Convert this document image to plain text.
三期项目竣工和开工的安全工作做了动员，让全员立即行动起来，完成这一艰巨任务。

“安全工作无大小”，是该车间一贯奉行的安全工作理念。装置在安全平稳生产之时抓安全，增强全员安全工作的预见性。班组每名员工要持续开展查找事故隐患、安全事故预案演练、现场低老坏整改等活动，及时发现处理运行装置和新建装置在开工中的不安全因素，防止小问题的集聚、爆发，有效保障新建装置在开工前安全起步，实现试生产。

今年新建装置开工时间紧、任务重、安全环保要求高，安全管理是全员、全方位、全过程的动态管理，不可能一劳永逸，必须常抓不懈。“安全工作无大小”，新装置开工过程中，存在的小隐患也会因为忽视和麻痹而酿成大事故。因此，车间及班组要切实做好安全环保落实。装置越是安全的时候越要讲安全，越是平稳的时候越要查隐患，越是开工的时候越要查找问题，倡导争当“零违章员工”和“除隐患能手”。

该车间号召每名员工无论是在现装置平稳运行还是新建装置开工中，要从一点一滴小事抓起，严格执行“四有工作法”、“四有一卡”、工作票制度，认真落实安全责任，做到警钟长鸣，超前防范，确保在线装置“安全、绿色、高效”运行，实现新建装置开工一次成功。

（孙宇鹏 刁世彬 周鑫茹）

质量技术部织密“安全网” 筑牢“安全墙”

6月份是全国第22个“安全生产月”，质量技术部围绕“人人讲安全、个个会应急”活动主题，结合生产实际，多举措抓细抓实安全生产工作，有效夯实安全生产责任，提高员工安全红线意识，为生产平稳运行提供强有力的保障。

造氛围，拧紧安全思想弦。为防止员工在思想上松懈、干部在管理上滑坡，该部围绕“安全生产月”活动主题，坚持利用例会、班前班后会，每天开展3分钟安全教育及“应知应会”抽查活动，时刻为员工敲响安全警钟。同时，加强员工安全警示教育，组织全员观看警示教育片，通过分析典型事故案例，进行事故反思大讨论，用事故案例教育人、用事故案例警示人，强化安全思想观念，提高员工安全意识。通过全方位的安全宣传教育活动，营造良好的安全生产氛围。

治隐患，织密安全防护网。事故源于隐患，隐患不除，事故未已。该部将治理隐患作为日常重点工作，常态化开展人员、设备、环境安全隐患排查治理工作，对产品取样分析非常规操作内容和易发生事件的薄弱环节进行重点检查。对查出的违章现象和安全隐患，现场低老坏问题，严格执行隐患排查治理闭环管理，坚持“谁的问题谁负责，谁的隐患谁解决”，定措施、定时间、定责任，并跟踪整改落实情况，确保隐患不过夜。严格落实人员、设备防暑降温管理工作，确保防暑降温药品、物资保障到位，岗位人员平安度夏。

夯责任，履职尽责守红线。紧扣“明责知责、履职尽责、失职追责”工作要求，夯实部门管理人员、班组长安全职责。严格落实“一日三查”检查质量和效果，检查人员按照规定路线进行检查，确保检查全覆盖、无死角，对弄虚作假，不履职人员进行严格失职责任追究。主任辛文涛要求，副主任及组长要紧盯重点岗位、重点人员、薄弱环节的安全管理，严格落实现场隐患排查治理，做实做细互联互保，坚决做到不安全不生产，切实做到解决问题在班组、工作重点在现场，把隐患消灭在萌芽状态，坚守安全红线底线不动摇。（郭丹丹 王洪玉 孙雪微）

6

● Task to complete:
Look through the listing and extract every line with "安全生产月" in it.

● Answer below:
6月份是全国第22个“安全生产月”，质量技术部围绕“人人讲安全、个个会应急”活动主题，结合生产实际，多举措抓细抓实安全生产工作，有效夯实安全生产责任，提高员工安全红线意识，为生产平稳运行提供强有力的保障。
造氛围，拧紧安全思想弦。为防止员工在思想上松懈、干部在管理上滑坡，该部围绕“安全生产月”活动主题，坚持利用例会、班前班后会，每天开展3分钟安全教育及“应知应会”抽查活动，时刻为员工敲响安全警钟。同时，加强员工安全警示教育，组织全员观看警示教育片，通过分析典型事故案例，进行事故反思大讨论，用事故案例教育人、用事故案例警示人，强化安全思想观念，提高员工安全意识。通过全方位的安全宣传教育活动，营造良好的安全生产氛围。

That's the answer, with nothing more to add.